> Extrait

Le président Vladimir Poutine qui vient d’ordonner la mobilisation de 300 000 réservistes, s’est dit prêt à utiliser tous les moyens, y compris les armes nucléaires tactiques, en cas d’attaque de la Russie. « Et ce n’est pas du bluff », avertit le maître du Kremlin.
Dos au mur, meurtri par le recul inattendu de son armée suite à la surprenante contre-offensive ukrainienne qui a permis de récupérer une partie de territoires perdus depuis le 24 février, Vladimir Poutine ira-t-il jusqu’au bout de l’escalade militaire en ayant recours à l’arme nucléaire?
Poutine : « Ce n’est pas du bluff »
Au moment de l’ouverture, mardi 20 septembre, de la 77ème Assemblée générale des Nations Unies à New York, Vladimir Poutine ayant brillé par son absence, comme son homologue chinois Xi Jinping, décréta mercredi 21 septembre dans une allocution préenregistrée de quatorze minutes, une mobilisation partielle. Soit 300 000 hommes. Elle est « principalement destinée à ceux qui ont servi dans les rangs des forces armées, qui ont certaines spécialités militaires et une expérience pertinente ». Soit « un peu plus de 1% de l’énorme bassin de réservistes que possède la Russie – environ 25 millions de personnes ».
Reste à voir comment l’armée russe pourra entraîner et équiper 300 000 réservistes. Alors que son offensive en Ukraine a révélé de graves difficultés logistiques ?
De plus, il a laissé entendre qu’il pourrait, dans certaines circonstances, au moment où « l’Occident utilise l’Ukraine pour diviser et détruire la Russie », utiliser des armes nucléaires tactiques en cas d’attaque de la Russie. « Et ce n’est pas du bluff », avertit-il, le ton martial et le regard noir.

> Données
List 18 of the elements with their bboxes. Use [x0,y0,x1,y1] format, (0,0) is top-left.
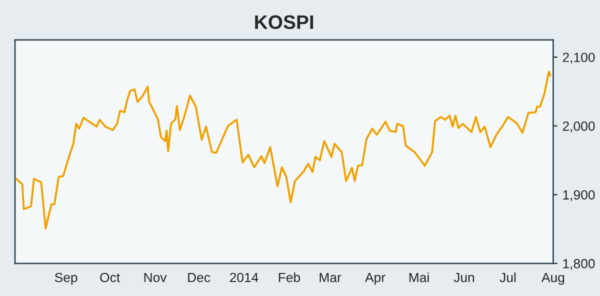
x-tick-label: Feb [278,272,300,282]
line-series [15,70,552,230]
x-tick-label: Nov [144,272,167,282]
y-tick-label: 2,000 [562,121,595,132]
y-tick-label: 1,800 [563,259,595,270]
x-tick-label: Jul [500,272,516,282]
x-tick-label: Apr [365,272,386,285]
y-tick-label: 2,100 [562,52,595,64]
chart-title: KOSPI [255,15,314,30]
x-tick-label: Mai [409,272,429,282]
x-tick-label: Jun [454,272,474,282]
x-tick-label: Sep [54,272,78,285]
x-tick-label: 2014 [230,272,258,282]
x-tick-label: Dec [188,272,210,282]
x-tick-label: Aug [541,272,564,285]
x-tick-label: Oct [100,272,120,282]
y-tick-label: 1,900 [563,190,595,202]
x-tick-label: Mar [320,272,342,282]
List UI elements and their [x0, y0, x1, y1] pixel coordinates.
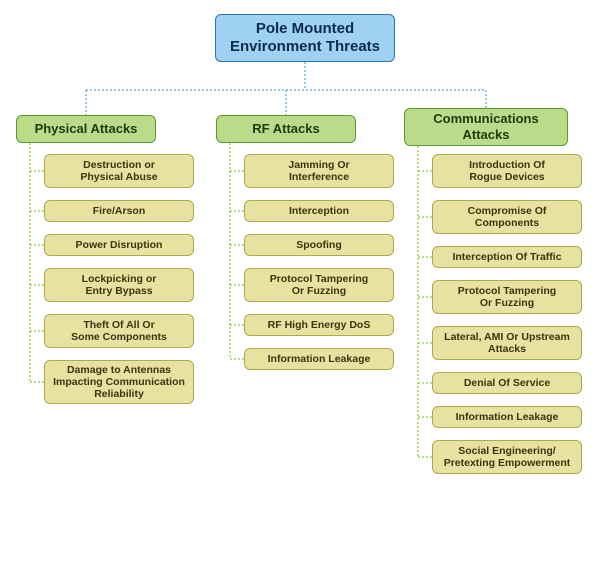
- leaf-label: Theft Of All Or Some Components: [71, 319, 167, 343]
- leaf-label: Lockpicking or Entry Bypass: [82, 273, 157, 297]
- leaf-label: Compromise Of Components: [468, 205, 547, 229]
- leaf-label: Jamming Or Interference: [288, 159, 349, 183]
- leaf-node: Information Leakage: [244, 348, 394, 370]
- leaf-label: Lateral, AMI Or Upstream Attacks: [444, 331, 570, 355]
- leaf-node: Spoofing: [244, 234, 394, 256]
- leaf-label: Information Leakage: [456, 411, 559, 423]
- leaf-node: Social Engineering/ Pretexting Empowerme…: [432, 440, 582, 474]
- category-node: RF Attacks: [216, 115, 356, 143]
- leaf-node: Introduction Of Rogue Devices: [432, 154, 582, 188]
- leaf-label: Introduction Of Rogue Devices: [469, 159, 545, 183]
- leaf-node: RF High Energy DoS: [244, 314, 394, 336]
- leaf-label: Spoofing: [296, 239, 342, 251]
- leaf-label: Protocol Tampering Or Fuzzing: [270, 273, 368, 297]
- leaf-node: Lateral, AMI Or Upstream Attacks: [432, 326, 582, 360]
- leaf-label: Fire/Arson: [93, 205, 146, 217]
- leaf-label: Destruction or Physical Abuse: [80, 159, 157, 183]
- leaf-node: Protocol Tampering Or Fuzzing: [432, 280, 582, 314]
- leaf-node: Interception: [244, 200, 394, 222]
- category-label: Physical Attacks: [35, 121, 138, 137]
- category-node: Communications Attacks: [404, 108, 568, 146]
- root-label: Pole Mounted Environment Threats: [230, 20, 380, 56]
- leaf-node: Theft Of All Or Some Components: [44, 314, 194, 348]
- category-label: Communications Attacks: [433, 111, 538, 142]
- leaf-label: Power Disruption: [76, 239, 163, 251]
- leaf-node: Destruction or Physical Abuse: [44, 154, 194, 188]
- leaf-node: Jamming Or Interference: [244, 154, 394, 188]
- root-node: Pole Mounted Environment Threats: [215, 14, 395, 62]
- leaf-node: Lockpicking or Entry Bypass: [44, 268, 194, 302]
- leaf-label: RF High Energy DoS: [268, 319, 371, 331]
- leaf-label: Social Engineering/ Pretexting Empowerme…: [444, 445, 571, 469]
- leaf-node: Information Leakage: [432, 406, 582, 428]
- leaf-node: Damage to Antennas Impacting Communicati…: [44, 360, 194, 404]
- category-node: Physical Attacks: [16, 115, 156, 143]
- leaf-node: Power Disruption: [44, 234, 194, 256]
- leaf-node: Protocol Tampering Or Fuzzing: [244, 268, 394, 302]
- leaf-node: Fire/Arson: [44, 200, 194, 222]
- leaf-node: Interception Of Traffic: [432, 246, 582, 268]
- leaf-label: Interception Of Traffic: [452, 251, 561, 263]
- leaf-label: Information Leakage: [268, 353, 371, 365]
- leaf-label: Interception: [289, 205, 349, 217]
- leaf-node: Compromise Of Components: [432, 200, 582, 234]
- leaf-label: Protocol Tampering Or Fuzzing: [458, 285, 556, 309]
- leaf-label: Denial Of Service: [464, 377, 550, 389]
- category-label: RF Attacks: [252, 121, 319, 137]
- leaf-label: Damage to Antennas Impacting Communicati…: [53, 364, 185, 400]
- leaf-node: Denial Of Service: [432, 372, 582, 394]
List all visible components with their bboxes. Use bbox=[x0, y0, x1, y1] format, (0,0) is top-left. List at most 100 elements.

> Consigne 1
Citez mot pour mot le passage de l'extrait qui va de « Le président Vladimir » jusqu'à « maître du Kremlin. » inclus.
> Consigne 2
Écrivez la suite du texte sur la mobilisation russe décrétée par Poutine, à partir de sa dernière phrase.

> Réponse 1
Le président Vladimir Poutine qui vient d’ordonner la mobilisation de 300 000 réservistes, s’est dit prêt à utiliser tous les moyens, y compris les armes nucléaires tactiques, en cas d’attaque de la Russie. « Et ce n’est pas du bluff », avertit le maître du Kremlin.

> Réponse 2
Une guerre contre l’Occident
Il s’agit, dit Poutine, de « mesures urgentes nécessaires pour protéger la souveraineté, la sécurité et l’intégrité territoriale de la Russie. Il s’agit de soutenir les aspirations et la volonté de nos compatriotes, de déterminer leur propre avenir. Et de la politique agressive de certaines élites occidentales, qui tentent par tous les moyens de maintenir leur domination. Ils essaient de bloquer et de supprimer tout centre de développement indépendant souverain. Afin de continuer à imposer grossièrement leur volonté et leurs pseudo-valeurs à d’autres pays et peuples ». Avant de conclure: « Le but de cet Occident est d’affaiblir, de diviser et finalement de détruire notre pays. Ils ont franchi toutes les limites, des hommes politiques irresponsables parlant de la fourniture d’armes offensives à l’Ukraine et de frappes militaires contre la Russie ».
La menace est d’autant plus pesante que la Russie devrait prochainement intégrer les quatre régions ukrainiennes sous contrôle militaire du Kremlin: Louhansk, Donetsk, Zaporijjia et Kherson. C’est dans ces quatre zones que seront organisés, dès vendredi, des référendums pour le « rattachement » , selon l’expression de Vladimir Poutine.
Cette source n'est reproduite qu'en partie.